BEGIN Stored data
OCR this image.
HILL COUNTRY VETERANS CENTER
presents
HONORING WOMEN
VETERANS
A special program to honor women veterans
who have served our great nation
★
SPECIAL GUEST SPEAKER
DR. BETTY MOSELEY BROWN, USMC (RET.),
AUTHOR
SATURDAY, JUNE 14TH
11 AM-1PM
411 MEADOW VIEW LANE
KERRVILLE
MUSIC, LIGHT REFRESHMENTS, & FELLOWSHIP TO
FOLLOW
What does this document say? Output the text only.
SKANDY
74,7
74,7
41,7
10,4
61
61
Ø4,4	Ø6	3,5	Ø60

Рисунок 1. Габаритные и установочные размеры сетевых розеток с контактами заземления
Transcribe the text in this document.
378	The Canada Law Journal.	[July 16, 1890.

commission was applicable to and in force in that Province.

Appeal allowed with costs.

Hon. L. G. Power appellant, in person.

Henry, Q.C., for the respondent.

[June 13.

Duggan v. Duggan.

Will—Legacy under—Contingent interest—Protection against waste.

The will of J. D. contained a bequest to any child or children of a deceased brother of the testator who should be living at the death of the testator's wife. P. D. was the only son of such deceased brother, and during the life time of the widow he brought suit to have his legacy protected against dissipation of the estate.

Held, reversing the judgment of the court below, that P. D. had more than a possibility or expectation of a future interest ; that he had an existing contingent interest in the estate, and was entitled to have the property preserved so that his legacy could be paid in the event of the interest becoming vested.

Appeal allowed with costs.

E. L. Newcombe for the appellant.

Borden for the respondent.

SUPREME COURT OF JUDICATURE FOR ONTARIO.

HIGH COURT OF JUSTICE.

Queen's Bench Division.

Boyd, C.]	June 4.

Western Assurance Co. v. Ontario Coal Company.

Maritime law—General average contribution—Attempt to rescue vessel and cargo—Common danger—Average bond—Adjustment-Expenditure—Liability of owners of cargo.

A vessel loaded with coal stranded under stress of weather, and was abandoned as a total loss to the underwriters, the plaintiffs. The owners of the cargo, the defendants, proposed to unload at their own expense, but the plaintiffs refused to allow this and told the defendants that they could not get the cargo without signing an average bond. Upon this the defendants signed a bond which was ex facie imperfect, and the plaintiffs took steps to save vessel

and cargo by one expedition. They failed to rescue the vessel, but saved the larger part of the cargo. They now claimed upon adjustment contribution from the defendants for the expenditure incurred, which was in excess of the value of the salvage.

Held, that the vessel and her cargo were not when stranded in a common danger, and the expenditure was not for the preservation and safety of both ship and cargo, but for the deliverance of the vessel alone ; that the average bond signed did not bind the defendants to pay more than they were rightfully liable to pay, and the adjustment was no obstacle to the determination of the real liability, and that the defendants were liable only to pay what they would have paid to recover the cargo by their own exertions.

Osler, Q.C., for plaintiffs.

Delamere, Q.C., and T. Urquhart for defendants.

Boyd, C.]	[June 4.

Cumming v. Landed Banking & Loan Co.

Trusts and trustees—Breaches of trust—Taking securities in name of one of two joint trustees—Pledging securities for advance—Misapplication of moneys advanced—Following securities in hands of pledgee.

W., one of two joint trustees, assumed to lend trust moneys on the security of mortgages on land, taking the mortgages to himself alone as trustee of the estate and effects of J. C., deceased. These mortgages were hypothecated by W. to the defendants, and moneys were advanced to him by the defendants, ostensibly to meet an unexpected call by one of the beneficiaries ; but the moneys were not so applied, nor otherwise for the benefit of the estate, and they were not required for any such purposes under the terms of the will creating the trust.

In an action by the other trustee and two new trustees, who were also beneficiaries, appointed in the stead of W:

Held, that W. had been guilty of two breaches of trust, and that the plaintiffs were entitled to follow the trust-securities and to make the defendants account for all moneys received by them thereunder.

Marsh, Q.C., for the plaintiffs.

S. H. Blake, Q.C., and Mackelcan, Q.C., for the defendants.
END Stored data
Select every line where the word "appellant" occurs.

Output -
Hon. L. G. Power appellant, in person.
E. L. Newcombe for the appellant.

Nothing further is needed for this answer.